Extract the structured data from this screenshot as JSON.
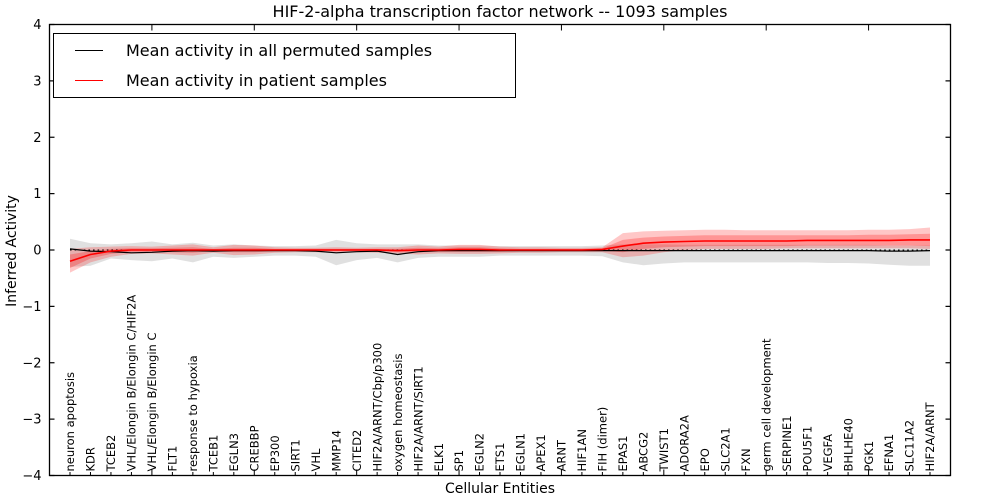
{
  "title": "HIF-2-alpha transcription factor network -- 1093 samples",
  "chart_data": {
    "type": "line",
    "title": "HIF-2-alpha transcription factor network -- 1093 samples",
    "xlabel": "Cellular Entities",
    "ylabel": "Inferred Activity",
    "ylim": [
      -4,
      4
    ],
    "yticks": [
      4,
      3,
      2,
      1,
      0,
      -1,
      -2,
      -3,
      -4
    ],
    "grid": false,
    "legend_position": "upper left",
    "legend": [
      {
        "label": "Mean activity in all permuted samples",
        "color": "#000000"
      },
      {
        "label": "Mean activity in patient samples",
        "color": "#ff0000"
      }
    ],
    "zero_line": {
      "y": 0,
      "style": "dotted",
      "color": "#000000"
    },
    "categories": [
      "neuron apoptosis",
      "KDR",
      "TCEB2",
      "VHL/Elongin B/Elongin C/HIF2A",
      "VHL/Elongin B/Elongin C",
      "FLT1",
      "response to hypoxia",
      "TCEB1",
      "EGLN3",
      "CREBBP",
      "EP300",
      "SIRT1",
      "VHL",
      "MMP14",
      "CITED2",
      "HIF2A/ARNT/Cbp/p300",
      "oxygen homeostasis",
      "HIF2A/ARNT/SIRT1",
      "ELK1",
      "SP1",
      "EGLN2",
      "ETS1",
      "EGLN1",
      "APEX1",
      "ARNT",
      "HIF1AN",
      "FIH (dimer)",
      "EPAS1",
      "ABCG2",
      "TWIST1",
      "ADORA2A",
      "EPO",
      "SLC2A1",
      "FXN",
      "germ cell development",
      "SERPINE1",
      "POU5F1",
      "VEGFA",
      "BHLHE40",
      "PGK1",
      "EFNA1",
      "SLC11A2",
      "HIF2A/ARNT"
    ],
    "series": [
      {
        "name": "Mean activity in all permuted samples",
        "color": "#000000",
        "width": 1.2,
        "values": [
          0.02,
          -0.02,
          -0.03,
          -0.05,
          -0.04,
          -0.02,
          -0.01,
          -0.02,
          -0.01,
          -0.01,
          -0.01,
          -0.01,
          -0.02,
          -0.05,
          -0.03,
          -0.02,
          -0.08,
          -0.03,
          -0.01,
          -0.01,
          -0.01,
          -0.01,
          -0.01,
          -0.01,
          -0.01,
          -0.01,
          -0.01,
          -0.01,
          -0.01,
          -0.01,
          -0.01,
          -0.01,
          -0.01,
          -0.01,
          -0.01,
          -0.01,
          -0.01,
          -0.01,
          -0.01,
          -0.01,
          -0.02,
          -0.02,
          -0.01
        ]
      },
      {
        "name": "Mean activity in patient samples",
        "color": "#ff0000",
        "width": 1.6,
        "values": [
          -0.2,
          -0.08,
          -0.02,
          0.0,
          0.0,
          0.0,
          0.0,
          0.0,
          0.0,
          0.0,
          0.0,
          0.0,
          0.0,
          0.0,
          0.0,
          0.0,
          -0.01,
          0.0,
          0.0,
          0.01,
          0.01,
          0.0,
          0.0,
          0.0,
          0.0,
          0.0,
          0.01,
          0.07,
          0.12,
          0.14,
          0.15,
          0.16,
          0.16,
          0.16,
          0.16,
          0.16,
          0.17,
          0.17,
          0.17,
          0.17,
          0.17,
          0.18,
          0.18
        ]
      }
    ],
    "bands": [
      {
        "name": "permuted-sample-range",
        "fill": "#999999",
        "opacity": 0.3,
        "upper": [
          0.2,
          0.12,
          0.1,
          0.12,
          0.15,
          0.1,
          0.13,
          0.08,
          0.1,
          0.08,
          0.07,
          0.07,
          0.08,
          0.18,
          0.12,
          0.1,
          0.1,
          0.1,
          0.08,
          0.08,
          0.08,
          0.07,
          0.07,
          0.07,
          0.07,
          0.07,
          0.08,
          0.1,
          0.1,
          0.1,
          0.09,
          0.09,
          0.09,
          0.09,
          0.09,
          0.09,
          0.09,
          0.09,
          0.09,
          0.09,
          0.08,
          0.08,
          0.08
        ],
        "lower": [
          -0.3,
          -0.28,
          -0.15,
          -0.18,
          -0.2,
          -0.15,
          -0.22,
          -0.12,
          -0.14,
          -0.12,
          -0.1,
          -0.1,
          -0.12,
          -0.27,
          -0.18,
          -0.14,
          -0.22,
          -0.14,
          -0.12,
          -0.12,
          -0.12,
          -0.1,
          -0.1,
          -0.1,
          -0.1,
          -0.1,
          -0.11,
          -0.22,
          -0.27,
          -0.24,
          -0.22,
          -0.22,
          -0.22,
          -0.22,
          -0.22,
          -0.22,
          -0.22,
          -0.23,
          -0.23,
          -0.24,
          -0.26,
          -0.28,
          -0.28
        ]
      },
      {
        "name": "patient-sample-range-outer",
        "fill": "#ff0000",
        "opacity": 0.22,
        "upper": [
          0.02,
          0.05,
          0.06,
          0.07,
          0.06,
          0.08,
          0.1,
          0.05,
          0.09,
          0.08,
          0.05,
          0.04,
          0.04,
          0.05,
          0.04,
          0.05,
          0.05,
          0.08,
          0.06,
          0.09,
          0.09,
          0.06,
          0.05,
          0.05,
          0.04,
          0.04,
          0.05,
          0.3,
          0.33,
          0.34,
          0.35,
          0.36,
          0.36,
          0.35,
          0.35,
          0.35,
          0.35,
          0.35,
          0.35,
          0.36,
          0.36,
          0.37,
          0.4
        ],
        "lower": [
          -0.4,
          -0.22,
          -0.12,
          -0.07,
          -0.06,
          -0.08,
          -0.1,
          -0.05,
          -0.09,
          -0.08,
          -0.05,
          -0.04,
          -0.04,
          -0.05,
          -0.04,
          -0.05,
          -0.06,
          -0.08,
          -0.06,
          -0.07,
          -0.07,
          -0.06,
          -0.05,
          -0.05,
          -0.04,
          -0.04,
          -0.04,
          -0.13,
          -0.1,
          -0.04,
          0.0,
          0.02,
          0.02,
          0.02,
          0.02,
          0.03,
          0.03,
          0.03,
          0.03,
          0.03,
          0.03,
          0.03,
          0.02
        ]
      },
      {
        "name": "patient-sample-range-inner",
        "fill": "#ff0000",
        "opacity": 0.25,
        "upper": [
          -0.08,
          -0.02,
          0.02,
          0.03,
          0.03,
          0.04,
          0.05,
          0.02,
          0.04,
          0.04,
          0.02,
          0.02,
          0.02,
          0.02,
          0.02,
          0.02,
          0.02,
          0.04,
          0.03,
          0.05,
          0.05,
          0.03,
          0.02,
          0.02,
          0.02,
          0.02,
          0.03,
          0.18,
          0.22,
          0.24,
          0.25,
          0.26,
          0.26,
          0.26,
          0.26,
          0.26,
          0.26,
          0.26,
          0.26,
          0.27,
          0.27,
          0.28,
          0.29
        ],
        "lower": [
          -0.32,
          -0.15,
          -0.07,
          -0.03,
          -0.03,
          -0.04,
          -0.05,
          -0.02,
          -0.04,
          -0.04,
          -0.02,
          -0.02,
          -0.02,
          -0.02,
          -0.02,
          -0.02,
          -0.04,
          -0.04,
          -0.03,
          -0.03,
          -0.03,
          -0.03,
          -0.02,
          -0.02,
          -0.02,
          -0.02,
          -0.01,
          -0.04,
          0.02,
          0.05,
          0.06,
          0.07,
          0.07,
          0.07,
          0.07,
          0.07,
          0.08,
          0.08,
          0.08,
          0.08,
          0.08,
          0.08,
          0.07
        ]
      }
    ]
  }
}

## [What to work on]
Copy out each line word for word, please, skipping the images.

## [Written solution]
Extract the structured data from this screenshot as JSON.
{
  "title": "HIF-2-alpha transcription factor network -- 1093 samples",
  "chart_data": {
    "type": "line",
    "title": "HIF-2-alpha transcription factor network -- 1093 samples",
    "xlabel": "Cellular Entities",
    "ylabel": "Inferred Activity",
    "ylim": [
      -4,
      4
    ],
    "yticks": [
      4,
      3,
      2,
      1,
      0,
      -1,
      -2,
      -3,
      -4
    ],
    "grid": false,
    "legend_position": "upper left",
    "legend": [
      {
        "label": "Mean activity in all permuted samples",
        "color": "#000000"
      },
      {
        "label": "Mean activity in patient samples",
        "color": "#ff0000"
      }
    ],
    "zero_line": {
      "y": 0,
      "style": "dotted",
      "color": "#000000"
    },
    "categories": [
      "neuron apoptosis",
      "KDR",
      "TCEB2",
      "VHL/Elongin B/Elongin C/HIF2A",
      "VHL/Elongin B/Elongin C",
      "FLT1",
      "response to hypoxia",
      "TCEB1",
      "EGLN3",
      "CREBBP",
      "EP300",
      "SIRT1",
      "VHL",
      "MMP14",
      "CITED2",
      "HIF2A/ARNT/Cbp/p300",
      "oxygen homeostasis",
      "HIF2A/ARNT/SIRT1",
      "ELK1",
      "SP1",
      "EGLN2",
      "ETS1",
      "EGLN1",
      "APEX1",
      "ARNT",
      "HIF1AN",
      "FIH (dimer)",
      "EPAS1",
      "ABCG2",
      "TWIST1",
      "ADORA2A",
      "EPO",
      "SLC2A1",
      "FXN",
      "germ cell development",
      "SERPINE1",
      "POU5F1",
      "VEGFA",
      "BHLHE40",
      "PGK1",
      "EFNA1",
      "SLC11A2",
      "HIF2A/ARNT"
    ],
    "series": [
      {
        "name": "Mean activity in all permuted samples",
        "color": "#000000",
        "width": 1.2,
        "values": [
          0.02,
          -0.02,
          -0.03,
          -0.05,
          -0.04,
          -0.02,
          -0.01,
          -0.02,
          -0.01,
          -0.01,
          -0.01,
          -0.01,
          -0.02,
          -0.05,
          -0.03,
          -0.02,
          -0.08,
          -0.03,
          -0.01,
          -0.01,
          -0.01,
          -0.01,
          -0.01,
          -0.01,
          -0.01,
          -0.01,
          -0.01,
          -0.01,
          -0.01,
          -0.01,
          -0.01,
          -0.01,
          -0.01,
          -0.01,
          -0.01,
          -0.01,
          -0.01,
          -0.01,
          -0.01,
          -0.01,
          -0.02,
          -0.02,
          -0.01
        ]
      },
      {
        "name": "Mean activity in patient samples",
        "color": "#ff0000",
        "width": 1.6,
        "values": [
          -0.2,
          -0.08,
          -0.02,
          0.0,
          0.0,
          0.0,
          0.0,
          0.0,
          0.0,
          0.0,
          0.0,
          0.0,
          0.0,
          0.0,
          0.0,
          0.0,
          -0.01,
          0.0,
          0.0,
          0.01,
          0.01,
          0.0,
          0.0,
          0.0,
          0.0,
          0.0,
          0.01,
          0.07,
          0.12,
          0.14,
          0.15,
          0.16,
          0.16,
          0.16,
          0.16,
          0.16,
          0.17,
          0.17,
          0.17,
          0.17,
          0.17,
          0.18,
          0.18
        ]
      }
    ],
    "bands": [
      {
        "name": "permuted-sample-range",
        "fill": "#999999",
        "opacity": 0.3,
        "upper": [
          0.2,
          0.12,
          0.1,
          0.12,
          0.15,
          0.1,
          0.13,
          0.08,
          0.1,
          0.08,
          0.07,
          0.07,
          0.08,
          0.18,
          0.12,
          0.1,
          0.1,
          0.1,
          0.08,
          0.08,
          0.08,
          0.07,
          0.07,
          0.07,
          0.07,
          0.07,
          0.08,
          0.1,
          0.1,
          0.1,
          0.09,
          0.09,
          0.09,
          0.09,
          0.09,
          0.09,
          0.09,
          0.09,
          0.09,
          0.09,
          0.08,
          0.08,
          0.08
        ],
        "lower": [
          -0.3,
          -0.28,
          -0.15,
          -0.18,
          -0.2,
          -0.15,
          -0.22,
          -0.12,
          -0.14,
          -0.12,
          -0.1,
          -0.1,
          -0.12,
          -0.27,
          -0.18,
          -0.14,
          -0.22,
          -0.14,
          -0.12,
          -0.12,
          -0.12,
          -0.1,
          -0.1,
          -0.1,
          -0.1,
          -0.1,
          -0.11,
          -0.22,
          -0.27,
          -0.24,
          -0.22,
          -0.22,
          -0.22,
          -0.22,
          -0.22,
          -0.22,
          -0.22,
          -0.23,
          -0.23,
          -0.24,
          -0.26,
          -0.28,
          -0.28
        ]
      },
      {
        "name": "patient-sample-range-outer",
        "fill": "#ff0000",
        "opacity": 0.22,
        "upper": [
          0.02,
          0.05,
          0.06,
          0.07,
          0.06,
          0.08,
          0.1,
          0.05,
          0.09,
          0.08,
          0.05,
          0.04,
          0.04,
          0.05,
          0.04,
          0.05,
          0.05,
          0.08,
          0.06,
          0.09,
          0.09,
          0.06,
          0.05,
          0.05,
          0.04,
          0.04,
          0.05,
          0.3,
          0.33,
          0.34,
          0.35,
          0.36,
          0.36,
          0.35,
          0.35,
          0.35,
          0.35,
          0.35,
          0.35,
          0.36,
          0.36,
          0.37,
          0.4
        ],
        "lower": [
          -0.4,
          -0.22,
          -0.12,
          -0.07,
          -0.06,
          -0.08,
          -0.1,
          -0.05,
          -0.09,
          -0.08,
          -0.05,
          -0.04,
          -0.04,
          -0.05,
          -0.04,
          -0.05,
          -0.06,
          -0.08,
          -0.06,
          -0.07,
          -0.07,
          -0.06,
          -0.05,
          -0.05,
          -0.04,
          -0.04,
          -0.04,
          -0.13,
          -0.1,
          -0.04,
          0.0,
          0.02,
          0.02,
          0.02,
          0.02,
          0.03,
          0.03,
          0.03,
          0.03,
          0.03,
          0.03,
          0.03,
          0.02
        ]
      },
      {
        "name": "patient-sample-range-inner",
        "fill": "#ff0000",
        "opacity": 0.25,
        "upper": [
          -0.08,
          -0.02,
          0.02,
          0.03,
          0.03,
          0.04,
          0.05,
          0.02,
          0.04,
          0.04,
          0.02,
          0.02,
          0.02,
          0.02,
          0.02,
          0.02,
          0.02,
          0.04,
          0.03,
          0.05,
          0.05,
          0.03,
          0.02,
          0.02,
          0.02,
          0.02,
          0.03,
          0.18,
          0.22,
          0.24,
          0.25,
          0.26,
          0.26,
          0.26,
          0.26,
          0.26,
          0.26,
          0.26,
          0.26,
          0.27,
          0.27,
          0.28,
          0.29
        ],
        "lower": [
          -0.32,
          -0.15,
          -0.07,
          -0.03,
          -0.03,
          -0.04,
          -0.05,
          -0.02,
          -0.04,
          -0.04,
          -0.02,
          -0.02,
          -0.02,
          -0.02,
          -0.02,
          -0.02,
          -0.04,
          -0.04,
          -0.03,
          -0.03,
          -0.03,
          -0.03,
          -0.02,
          -0.02,
          -0.02,
          -0.02,
          -0.01,
          -0.04,
          0.02,
          0.05,
          0.06,
          0.07,
          0.07,
          0.07,
          0.07,
          0.07,
          0.08,
          0.08,
          0.08,
          0.08,
          0.08,
          0.08,
          0.07
        ]
      }
    ]
  }
}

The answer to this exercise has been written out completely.